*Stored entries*
<<<<
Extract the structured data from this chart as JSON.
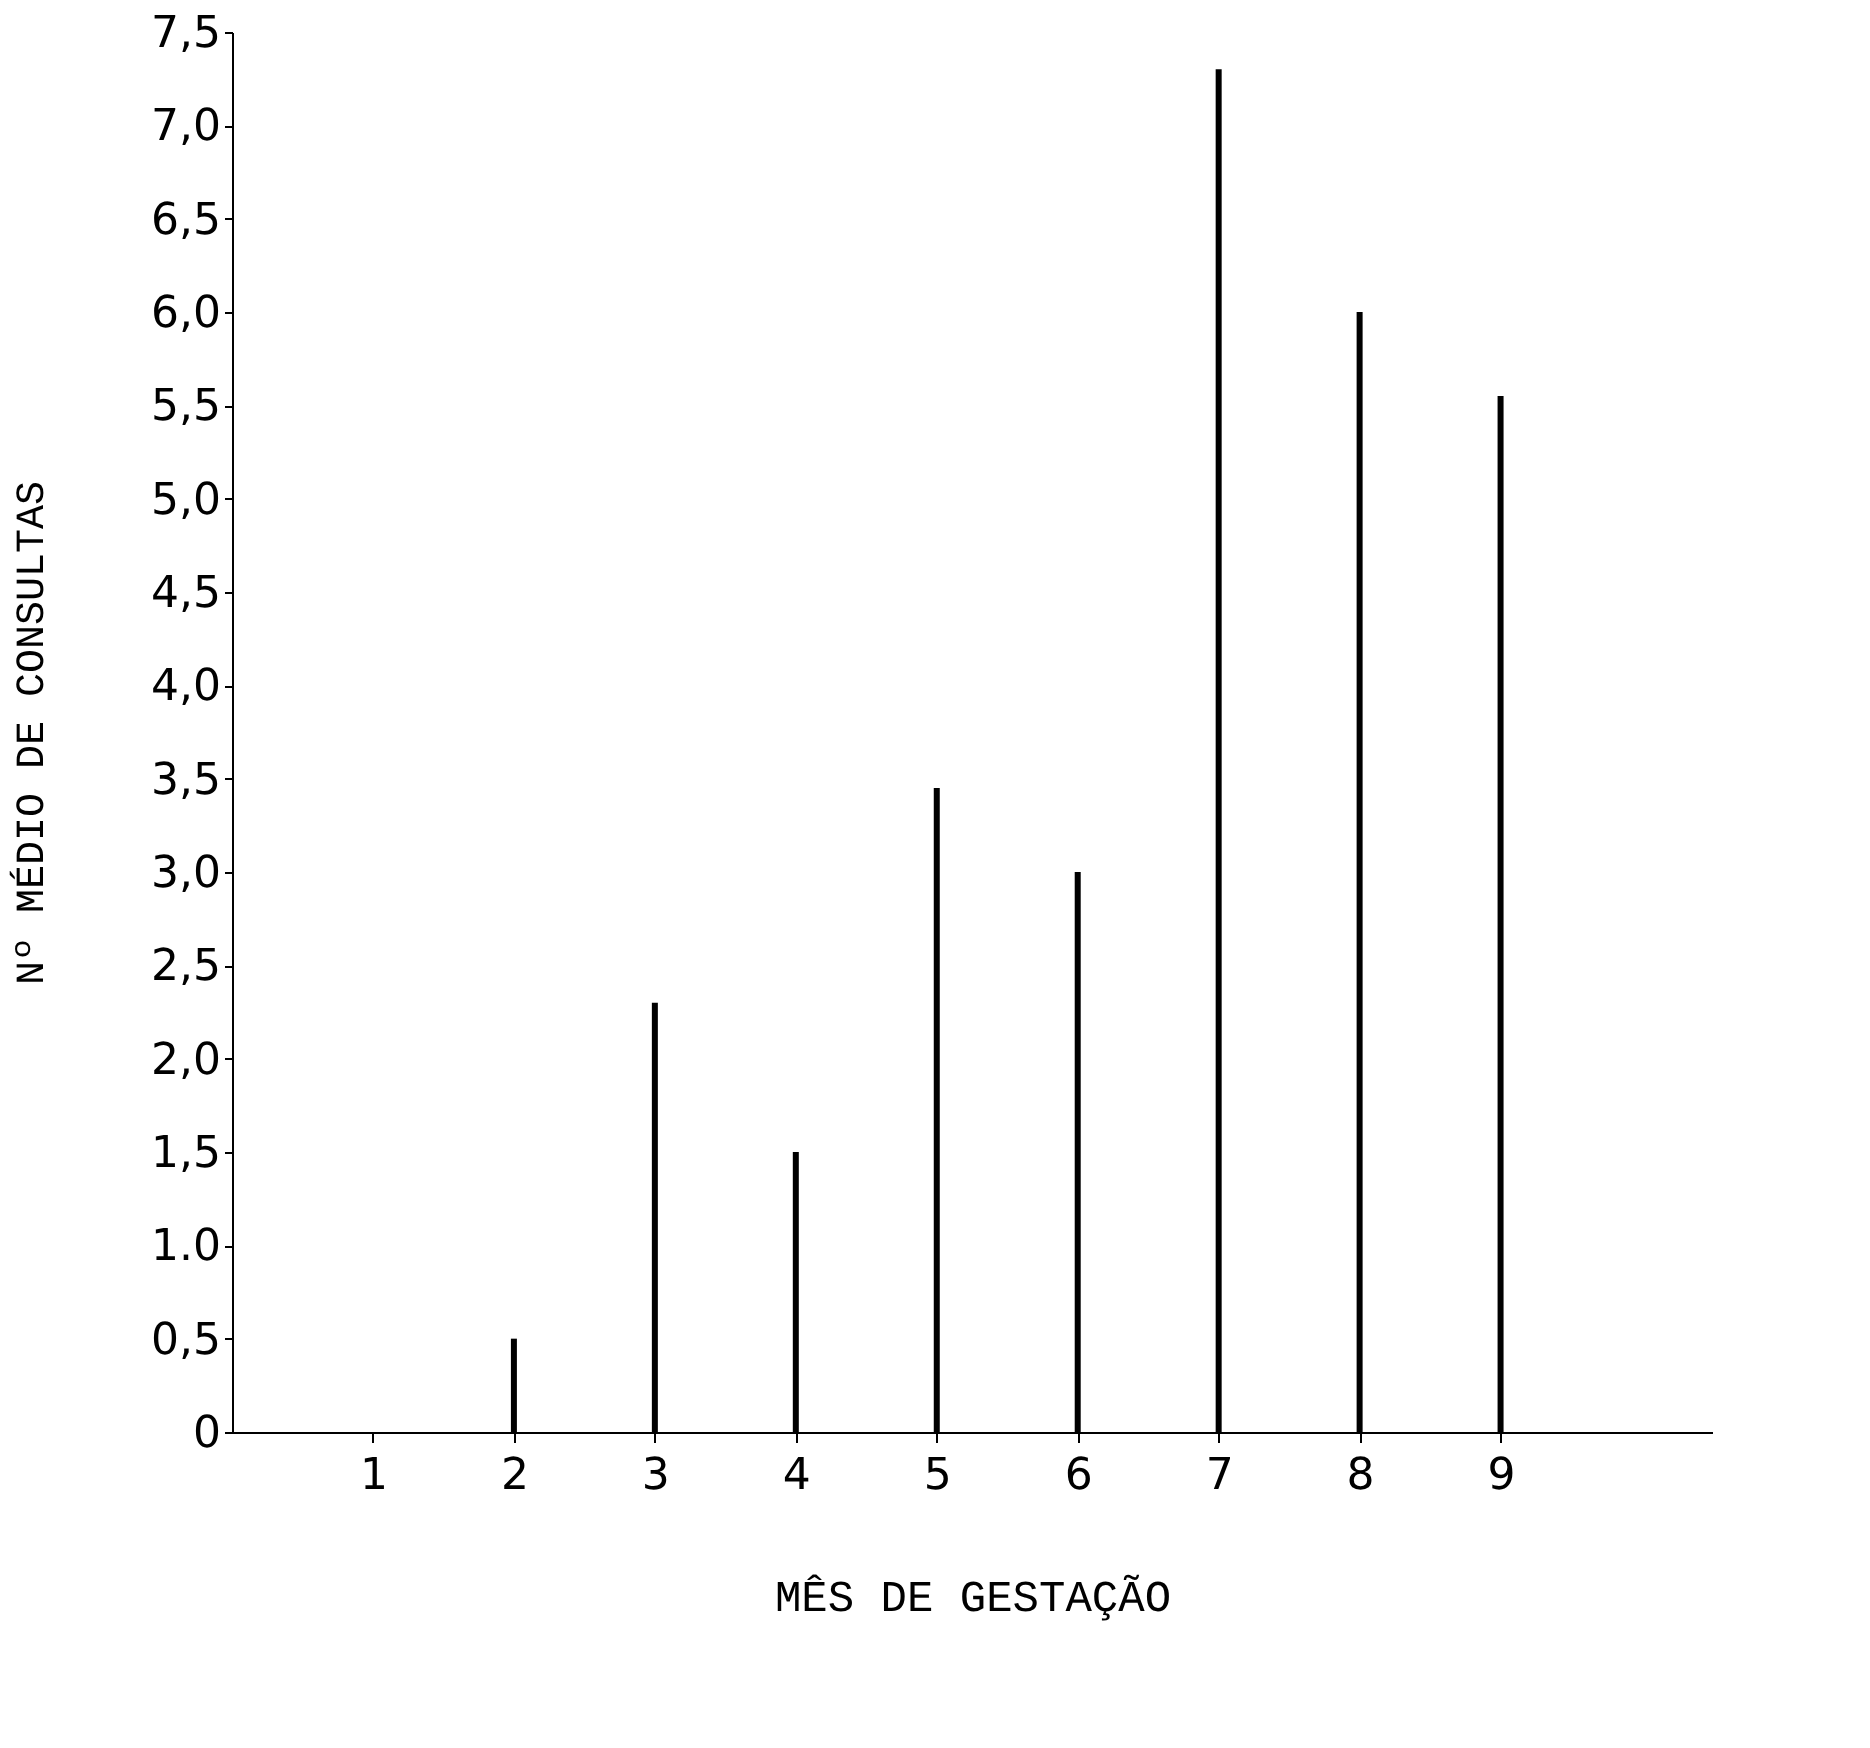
{
  "chart_data": {
    "type": "bar",
    "xlabel": "MÊS DE GESTAÇÃO",
    "ylabel": "Nº MÉDIO DE CONSULTAS",
    "x": [
      1,
      2,
      3,
      4,
      5,
      6,
      7,
      8,
      9
    ],
    "series": [
      {
        "color": "#000000",
        "values": [
          0,
          0.5,
          2.3,
          1.5,
          3.45,
          3.0,
          7.3,
          6.0,
          5.55
        ]
      }
    ],
    "xlim": [
      0,
      10.5
    ],
    "xticks": [
      1,
      2,
      3,
      4,
      5,
      6,
      7,
      8,
      9
    ],
    "ylim": [
      0,
      7.5
    ],
    "yticks": [
      0,
      {
        "value": 0.5,
        "label": "0,5"
      },
      {
        "value": 1.0,
        "label": "1.0"
      },
      {
        "value": 1.5,
        "label": "1,5"
      },
      {
        "value": 2.0,
        "label": "2,0"
      },
      {
        "value": 2.5,
        "label": "2,5"
      },
      {
        "value": 3.0,
        "label": "3,0"
      },
      {
        "value": 3.5,
        "label": "3,5"
      },
      {
        "value": 4.0,
        "label": "4,0"
      },
      {
        "value": 4.5,
        "label": "4,5"
      },
      {
        "value": 5.0,
        "label": "5,0"
      },
      {
        "value": 5.5,
        "label": "5,5"
      },
      {
        "value": 6.0,
        "label": "6,0"
      },
      {
        "value": 6.5,
        "label": "6,5"
      },
      {
        "value": 7.0,
        "label": "7,0"
      },
      {
        "value": 7.5,
        "label": "7,5"
      }
    ],
    "grid": false
  }
}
>>>>
*Short task*
Transcribe the preceding listing in its entirety and with exact wording, leaving out pictures.

*Exercise output*
Extract the structured data from this chart as JSON.
{
  "chart_data": {
    "type": "bar",
    "xlabel": "MÊS DE GESTAÇÃO",
    "ylabel": "Nº MÉDIO DE CONSULTAS",
    "x": [
      1,
      2,
      3,
      4,
      5,
      6,
      7,
      8,
      9
    ],
    "series": [
      {
        "color": "#000000",
        "values": [
          0,
          0.5,
          2.3,
          1.5,
          3.45,
          3.0,
          7.3,
          6.0,
          5.55
        ]
      }
    ],
    "xlim": [
      0,
      10.5
    ],
    "xticks": [
      1,
      2,
      3,
      4,
      5,
      6,
      7,
      8,
      9
    ],
    "ylim": [
      0,
      7.5
    ],
    "yticks": [
      0,
      {
        "value": 0.5,
        "label": "0,5"
      },
      {
        "value": 1.0,
        "label": "1.0"
      },
      {
        "value": 1.5,
        "label": "1,5"
      },
      {
        "value": 2.0,
        "label": "2,0"
      },
      {
        "value": 2.5,
        "label": "2,5"
      },
      {
        "value": 3.0,
        "label": "3,0"
      },
      {
        "value": 3.5,
        "label": "3,5"
      },
      {
        "value": 4.0,
        "label": "4,0"
      },
      {
        "value": 4.5,
        "label": "4,5"
      },
      {
        "value": 5.0,
        "label": "5,0"
      },
      {
        "value": 5.5,
        "label": "5,5"
      },
      {
        "value": 6.0,
        "label": "6,0"
      },
      {
        "value": 6.5,
        "label": "6,5"
      },
      {
        "value": 7.0,
        "label": "7,0"
      },
      {
        "value": 7.5,
        "label": "7,5"
      }
    ],
    "grid": false
  }
}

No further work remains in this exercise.